*Task description:*
Please give as a numbered list, leaving out blank lines, the lines of the records starting at the line containing "cbar-label-100: 100 <box>746" and ending at the line containing "gridline-65w <box>232 112 252 758</box>".

○ ○ ○

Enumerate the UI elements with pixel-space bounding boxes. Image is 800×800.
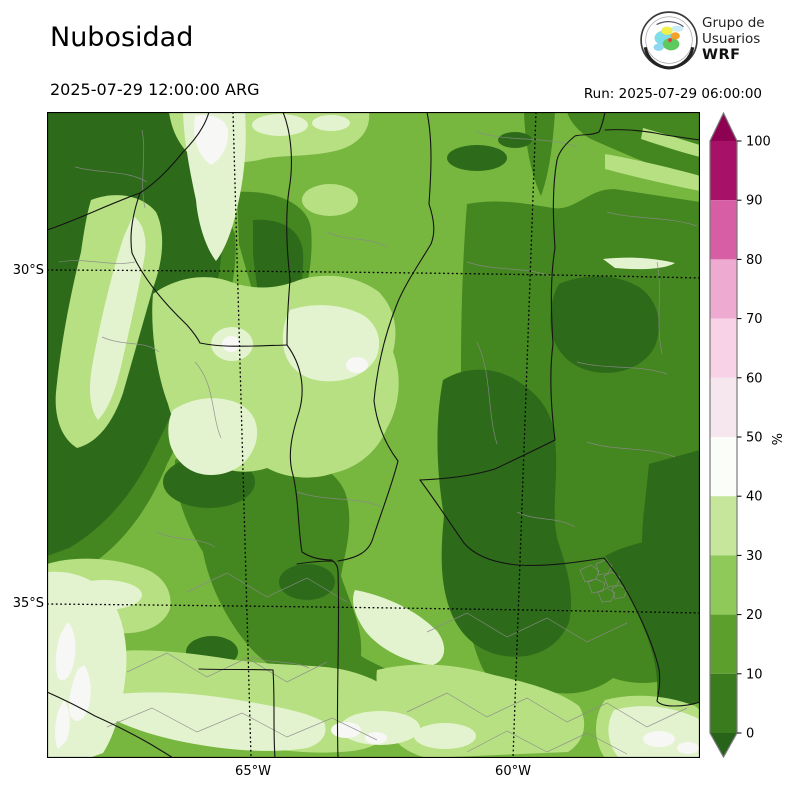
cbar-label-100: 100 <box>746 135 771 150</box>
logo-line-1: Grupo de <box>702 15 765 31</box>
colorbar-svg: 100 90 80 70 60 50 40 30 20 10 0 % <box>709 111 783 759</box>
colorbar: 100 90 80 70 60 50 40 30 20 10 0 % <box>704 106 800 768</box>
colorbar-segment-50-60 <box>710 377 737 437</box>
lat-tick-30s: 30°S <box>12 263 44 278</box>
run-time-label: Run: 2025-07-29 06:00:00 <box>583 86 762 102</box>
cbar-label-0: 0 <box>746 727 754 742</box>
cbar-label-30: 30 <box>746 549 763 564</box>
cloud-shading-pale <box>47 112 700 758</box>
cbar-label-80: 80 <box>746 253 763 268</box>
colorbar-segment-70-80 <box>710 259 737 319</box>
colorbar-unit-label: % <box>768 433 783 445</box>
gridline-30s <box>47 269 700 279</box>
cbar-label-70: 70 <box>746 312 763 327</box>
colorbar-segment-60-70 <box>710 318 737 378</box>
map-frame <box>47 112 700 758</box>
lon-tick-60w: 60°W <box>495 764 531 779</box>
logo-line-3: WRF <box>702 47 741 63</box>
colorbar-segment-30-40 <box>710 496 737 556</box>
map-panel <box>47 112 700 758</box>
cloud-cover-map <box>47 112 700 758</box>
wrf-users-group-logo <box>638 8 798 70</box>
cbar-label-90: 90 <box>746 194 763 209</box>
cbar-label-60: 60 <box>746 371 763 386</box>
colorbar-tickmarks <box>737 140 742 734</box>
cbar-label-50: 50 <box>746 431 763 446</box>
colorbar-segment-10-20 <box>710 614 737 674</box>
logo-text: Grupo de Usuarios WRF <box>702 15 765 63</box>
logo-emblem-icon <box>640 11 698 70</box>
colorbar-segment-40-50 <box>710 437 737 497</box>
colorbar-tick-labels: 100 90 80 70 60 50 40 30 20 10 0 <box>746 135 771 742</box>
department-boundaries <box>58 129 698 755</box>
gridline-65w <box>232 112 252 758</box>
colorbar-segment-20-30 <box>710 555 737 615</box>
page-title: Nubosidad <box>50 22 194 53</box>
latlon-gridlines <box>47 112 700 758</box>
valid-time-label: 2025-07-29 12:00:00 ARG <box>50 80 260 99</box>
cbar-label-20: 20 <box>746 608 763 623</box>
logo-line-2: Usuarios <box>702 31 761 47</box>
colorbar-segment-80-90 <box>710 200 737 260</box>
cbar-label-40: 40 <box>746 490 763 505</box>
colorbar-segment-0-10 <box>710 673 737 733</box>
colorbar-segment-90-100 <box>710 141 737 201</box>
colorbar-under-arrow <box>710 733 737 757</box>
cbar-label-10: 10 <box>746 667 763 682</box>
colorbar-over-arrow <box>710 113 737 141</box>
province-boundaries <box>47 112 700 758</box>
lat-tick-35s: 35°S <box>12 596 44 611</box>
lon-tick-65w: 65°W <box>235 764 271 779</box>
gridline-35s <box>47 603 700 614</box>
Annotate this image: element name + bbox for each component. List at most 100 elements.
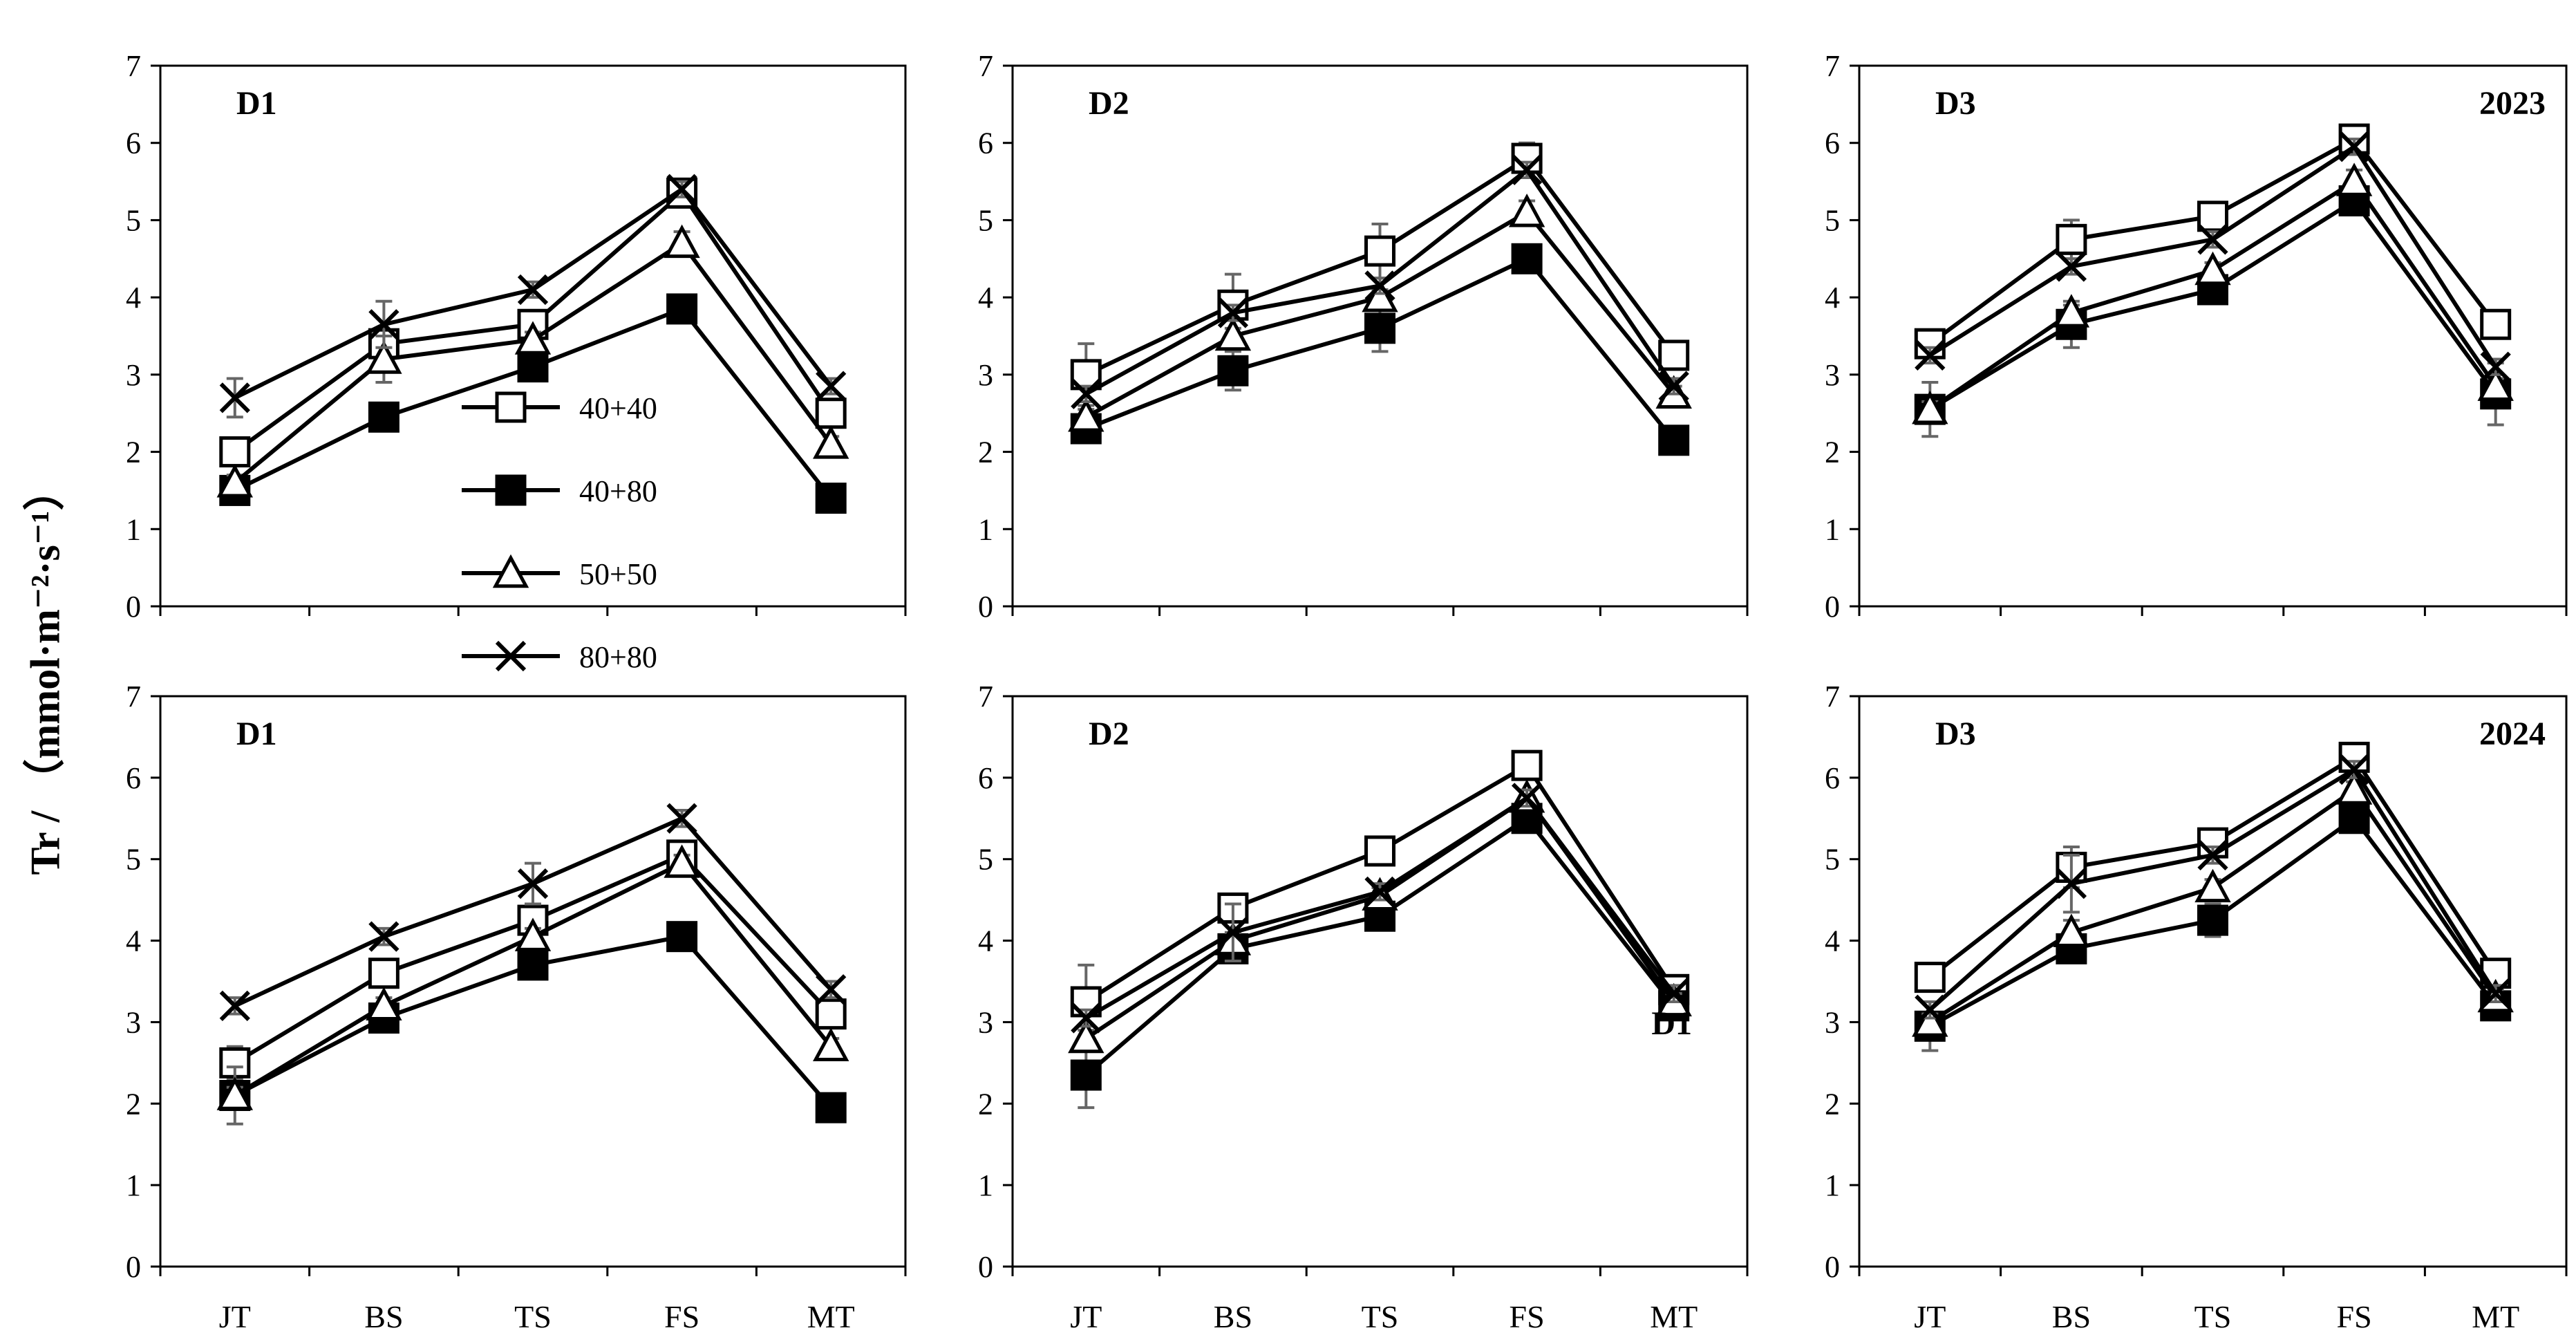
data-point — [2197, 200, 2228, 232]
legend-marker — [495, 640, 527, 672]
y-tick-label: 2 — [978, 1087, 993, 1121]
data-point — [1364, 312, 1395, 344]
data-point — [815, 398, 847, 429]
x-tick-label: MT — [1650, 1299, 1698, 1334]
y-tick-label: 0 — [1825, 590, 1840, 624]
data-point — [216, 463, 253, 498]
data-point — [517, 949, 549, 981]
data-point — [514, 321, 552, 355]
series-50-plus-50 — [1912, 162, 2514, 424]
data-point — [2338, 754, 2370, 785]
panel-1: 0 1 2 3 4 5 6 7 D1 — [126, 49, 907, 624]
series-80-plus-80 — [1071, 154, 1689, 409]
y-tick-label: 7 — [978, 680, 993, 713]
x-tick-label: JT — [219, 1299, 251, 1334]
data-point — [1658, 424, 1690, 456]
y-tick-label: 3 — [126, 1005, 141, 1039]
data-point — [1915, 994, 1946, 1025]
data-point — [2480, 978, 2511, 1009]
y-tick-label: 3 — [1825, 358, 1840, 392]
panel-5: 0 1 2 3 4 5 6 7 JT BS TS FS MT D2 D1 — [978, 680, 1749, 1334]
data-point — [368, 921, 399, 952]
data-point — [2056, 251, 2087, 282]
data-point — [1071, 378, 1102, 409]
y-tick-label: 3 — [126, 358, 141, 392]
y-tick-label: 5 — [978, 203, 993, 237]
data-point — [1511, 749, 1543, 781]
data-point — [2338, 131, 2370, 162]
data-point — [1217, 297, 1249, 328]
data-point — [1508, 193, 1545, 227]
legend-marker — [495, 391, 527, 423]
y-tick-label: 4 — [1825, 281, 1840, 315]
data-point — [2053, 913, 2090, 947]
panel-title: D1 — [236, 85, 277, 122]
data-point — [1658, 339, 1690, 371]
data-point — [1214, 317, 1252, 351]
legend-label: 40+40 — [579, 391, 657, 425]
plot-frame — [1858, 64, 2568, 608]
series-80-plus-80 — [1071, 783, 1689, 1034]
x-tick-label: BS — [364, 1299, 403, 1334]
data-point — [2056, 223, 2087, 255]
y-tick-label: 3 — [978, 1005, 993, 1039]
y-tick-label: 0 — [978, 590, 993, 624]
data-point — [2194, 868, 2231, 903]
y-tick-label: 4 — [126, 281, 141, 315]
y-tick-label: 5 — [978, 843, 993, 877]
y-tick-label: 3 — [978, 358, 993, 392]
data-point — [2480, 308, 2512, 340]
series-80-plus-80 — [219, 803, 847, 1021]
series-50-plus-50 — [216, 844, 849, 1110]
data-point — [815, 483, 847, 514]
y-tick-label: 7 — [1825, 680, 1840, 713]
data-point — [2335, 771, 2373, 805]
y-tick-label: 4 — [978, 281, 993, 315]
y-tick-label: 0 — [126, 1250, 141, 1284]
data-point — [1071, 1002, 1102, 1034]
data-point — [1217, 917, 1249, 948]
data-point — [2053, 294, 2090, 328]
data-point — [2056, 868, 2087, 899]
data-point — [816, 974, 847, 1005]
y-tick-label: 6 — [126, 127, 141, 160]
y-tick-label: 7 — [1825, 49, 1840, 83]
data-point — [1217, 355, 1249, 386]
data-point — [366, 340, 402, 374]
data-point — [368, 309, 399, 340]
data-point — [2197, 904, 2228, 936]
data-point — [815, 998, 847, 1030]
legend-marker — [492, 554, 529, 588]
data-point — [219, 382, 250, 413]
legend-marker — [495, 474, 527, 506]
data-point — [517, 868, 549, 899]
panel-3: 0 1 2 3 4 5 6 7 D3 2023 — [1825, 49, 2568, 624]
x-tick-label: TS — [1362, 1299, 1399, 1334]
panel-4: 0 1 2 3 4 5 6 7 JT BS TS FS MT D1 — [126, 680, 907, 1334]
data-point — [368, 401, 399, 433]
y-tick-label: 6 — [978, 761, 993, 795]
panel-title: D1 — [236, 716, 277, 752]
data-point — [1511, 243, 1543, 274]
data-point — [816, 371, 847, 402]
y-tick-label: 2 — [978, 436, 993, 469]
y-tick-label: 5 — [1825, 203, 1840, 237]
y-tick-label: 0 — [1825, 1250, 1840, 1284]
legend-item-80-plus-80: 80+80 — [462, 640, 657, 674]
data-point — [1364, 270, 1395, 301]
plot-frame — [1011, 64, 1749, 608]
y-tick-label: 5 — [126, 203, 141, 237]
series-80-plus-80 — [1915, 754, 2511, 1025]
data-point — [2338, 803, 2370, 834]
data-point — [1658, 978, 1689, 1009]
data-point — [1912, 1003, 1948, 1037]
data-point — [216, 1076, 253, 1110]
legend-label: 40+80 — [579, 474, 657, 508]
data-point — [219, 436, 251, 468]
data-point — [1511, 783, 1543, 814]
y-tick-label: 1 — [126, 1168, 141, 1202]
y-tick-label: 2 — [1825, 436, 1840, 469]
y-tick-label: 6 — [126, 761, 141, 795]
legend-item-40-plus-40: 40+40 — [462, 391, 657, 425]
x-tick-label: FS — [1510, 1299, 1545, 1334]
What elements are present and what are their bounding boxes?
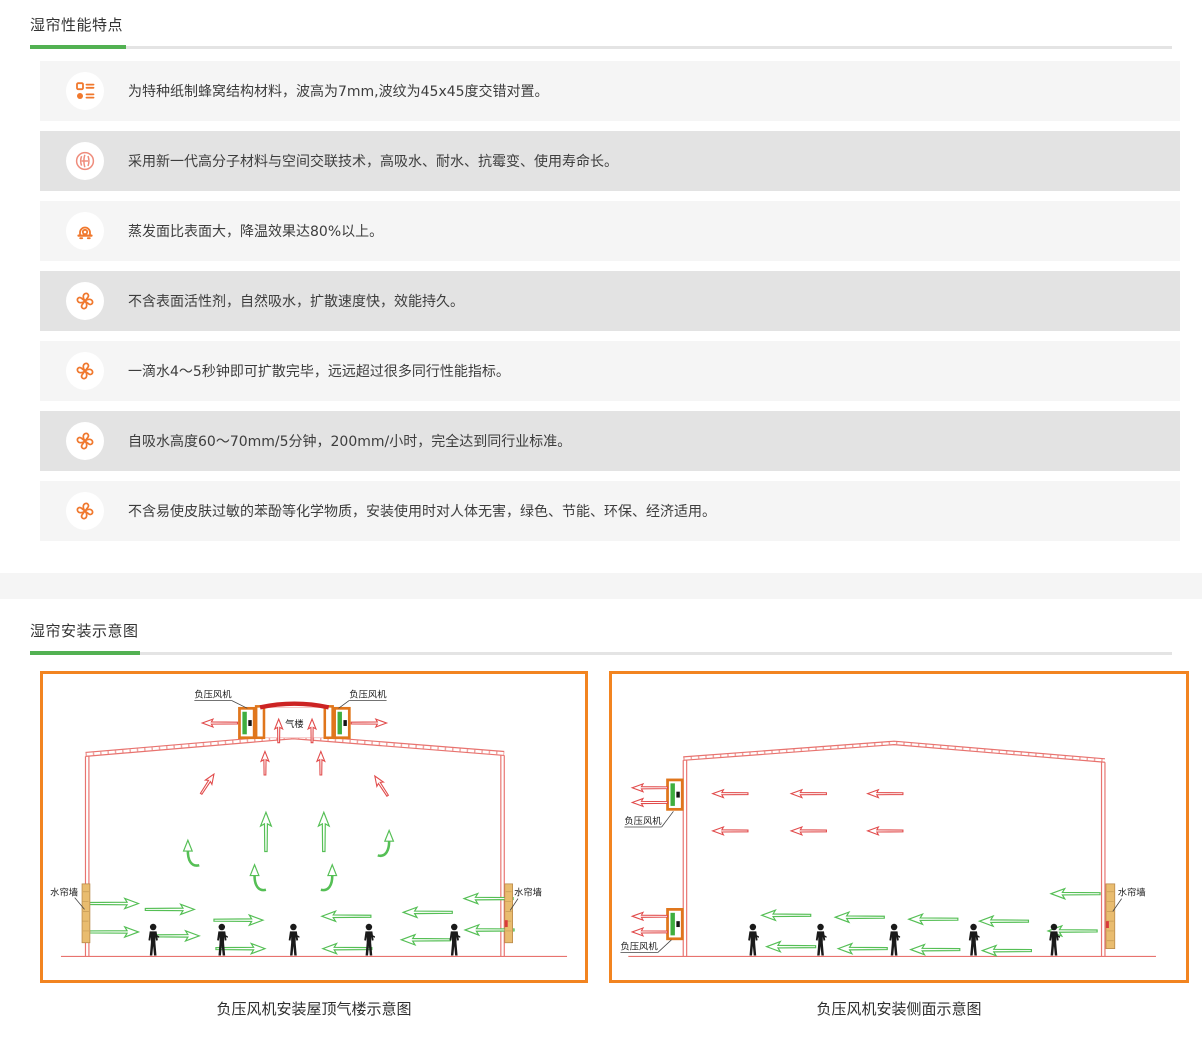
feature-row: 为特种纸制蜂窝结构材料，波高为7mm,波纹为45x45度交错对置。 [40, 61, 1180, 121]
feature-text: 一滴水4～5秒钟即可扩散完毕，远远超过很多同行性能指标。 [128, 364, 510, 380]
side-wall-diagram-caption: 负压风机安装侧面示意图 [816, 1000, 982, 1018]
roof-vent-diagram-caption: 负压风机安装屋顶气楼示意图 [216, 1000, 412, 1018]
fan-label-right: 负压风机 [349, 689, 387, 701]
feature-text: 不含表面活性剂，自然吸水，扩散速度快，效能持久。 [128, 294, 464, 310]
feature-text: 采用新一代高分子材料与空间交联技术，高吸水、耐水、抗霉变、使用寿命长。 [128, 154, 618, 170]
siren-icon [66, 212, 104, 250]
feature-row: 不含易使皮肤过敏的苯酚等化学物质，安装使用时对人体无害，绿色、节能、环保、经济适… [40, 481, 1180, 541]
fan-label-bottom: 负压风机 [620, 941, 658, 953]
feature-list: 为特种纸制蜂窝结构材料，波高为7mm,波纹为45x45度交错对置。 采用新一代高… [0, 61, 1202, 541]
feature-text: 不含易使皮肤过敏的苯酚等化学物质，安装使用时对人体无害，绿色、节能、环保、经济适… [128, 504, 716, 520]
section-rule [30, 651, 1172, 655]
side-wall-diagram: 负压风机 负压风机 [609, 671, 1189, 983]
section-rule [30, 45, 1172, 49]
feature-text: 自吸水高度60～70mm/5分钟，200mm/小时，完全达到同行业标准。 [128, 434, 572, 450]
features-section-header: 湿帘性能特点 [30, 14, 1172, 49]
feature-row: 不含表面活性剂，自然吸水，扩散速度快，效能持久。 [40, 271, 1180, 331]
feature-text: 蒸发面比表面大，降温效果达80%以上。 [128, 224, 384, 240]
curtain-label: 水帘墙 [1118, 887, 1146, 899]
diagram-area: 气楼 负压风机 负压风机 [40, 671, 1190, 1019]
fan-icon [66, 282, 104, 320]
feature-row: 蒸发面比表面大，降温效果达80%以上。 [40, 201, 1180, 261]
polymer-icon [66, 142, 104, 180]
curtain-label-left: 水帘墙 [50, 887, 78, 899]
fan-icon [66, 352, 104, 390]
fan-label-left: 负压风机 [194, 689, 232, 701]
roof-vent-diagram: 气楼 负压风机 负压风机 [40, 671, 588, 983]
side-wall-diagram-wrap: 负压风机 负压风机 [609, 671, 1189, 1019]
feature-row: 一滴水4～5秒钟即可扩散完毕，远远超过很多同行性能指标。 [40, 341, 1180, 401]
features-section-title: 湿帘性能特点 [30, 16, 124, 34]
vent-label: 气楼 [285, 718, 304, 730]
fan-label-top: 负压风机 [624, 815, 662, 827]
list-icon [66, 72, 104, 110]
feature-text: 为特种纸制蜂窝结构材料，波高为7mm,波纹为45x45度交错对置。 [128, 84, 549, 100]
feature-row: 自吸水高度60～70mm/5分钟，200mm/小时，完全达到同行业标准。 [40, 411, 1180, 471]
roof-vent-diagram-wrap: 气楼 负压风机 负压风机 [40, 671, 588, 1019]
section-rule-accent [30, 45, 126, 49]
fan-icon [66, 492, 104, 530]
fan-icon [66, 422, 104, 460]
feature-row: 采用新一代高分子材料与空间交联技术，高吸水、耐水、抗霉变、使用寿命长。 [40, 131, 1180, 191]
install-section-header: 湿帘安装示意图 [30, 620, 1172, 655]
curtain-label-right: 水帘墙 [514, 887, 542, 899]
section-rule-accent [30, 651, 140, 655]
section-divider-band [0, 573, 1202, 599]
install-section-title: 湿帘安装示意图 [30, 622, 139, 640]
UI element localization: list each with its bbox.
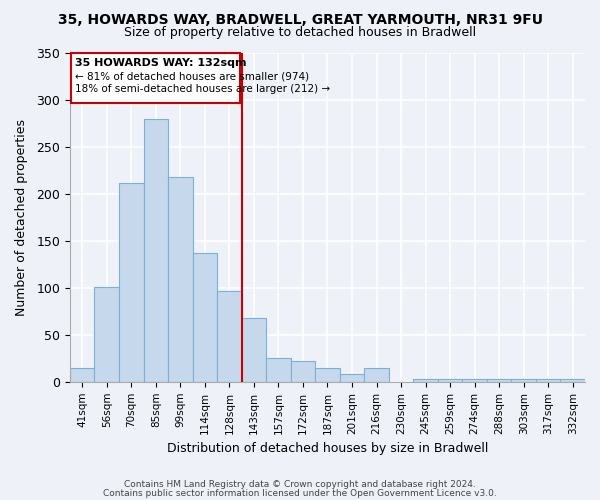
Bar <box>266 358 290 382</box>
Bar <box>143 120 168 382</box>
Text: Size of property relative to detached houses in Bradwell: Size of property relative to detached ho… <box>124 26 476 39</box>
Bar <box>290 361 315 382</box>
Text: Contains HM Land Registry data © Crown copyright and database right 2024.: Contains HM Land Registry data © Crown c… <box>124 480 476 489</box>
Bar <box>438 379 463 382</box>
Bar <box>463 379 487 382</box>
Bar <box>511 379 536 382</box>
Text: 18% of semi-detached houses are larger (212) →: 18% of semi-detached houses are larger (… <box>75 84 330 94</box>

○ ○ ○

*In response:*
1. cbar-label-100: 100 <box>746 135 771 150</box>
2. logo-line-1: Grupo de <box>702 15 765 31</box>
3. colorbar-svg: 100 90 80 70 60 50 40 30 20 10 0 % <box>709 111 783 759</box>
4. colorbar: 100 90 80 70 60 50 40 30 20 10 0 % <box>704 106 800 768</box>
5. colorbar-segment-50-60 <box>710 377 737 437</box>
6. lat-tick-30s: 30°S <box>12 263 44 278</box>
7. run-time-label: Run: 2025-07-29 06:00:00 <box>583 86 762 102</box>
8. cbar-label-0: 0 <box>746 727 754 742</box>
9. cbar-label-30: 30 <box>746 549 763 564</box>
10. cloud-shading-pale <box>47 112 700 758</box>
11. cbar-label-80: 80 <box>746 253 763 268</box>
12. colorbar-segment-70-80 <box>710 259 737 319</box>
13. colorbar-unit-label: % <box>768 433 783 445</box>
14. gridline-30s <box>47 269 700 279</box>
15. cbar-label-70: 70 <box>746 312 763 327</box>
16. colorbar-segment-60-70 <box>710 318 737 378</box>
17. map-frame <box>47 112 700 758</box>
18. lon-tick-60w: 60°W <box>495 764 531 779</box>
19. logo-line-3: WRF <box>702 47 741 63</box>
20. colorbar-segment-30-40 <box>710 496 737 556</box>
21. map-panel <box>47 112 700 758</box>
22. cloud-cover-map <box>47 112 700 758</box>
23. wrf-users-group-logo <box>638 8 798 70</box>
24. cbar-label-90: 90 <box>746 194 763 209</box>
25. cbar-label-60: 60 <box>746 371 763 386</box>
26. colorbar-tickmarks <box>737 140 742 734</box>
27. cbar-label-50: 50 <box>746 431 763 446</box>
28. colorbar-segment-10-20 <box>710 614 737 674</box>
29. logo-text: Grupo de Usuarios WRF <box>702 15 765 63</box>
30. logo-emblem-icon <box>640 11 698 70</box>
31. colorbar-segment-40-50 <box>710 437 737 497</box>
32. colorbar-tick-labels: 100 90 80 70 60 50 40 30 20 10 0 <box>746 135 771 742</box>
33. department-boundaries <box>58 129 698 755</box>
34. gridline-65w <box>232 112 252 758</box>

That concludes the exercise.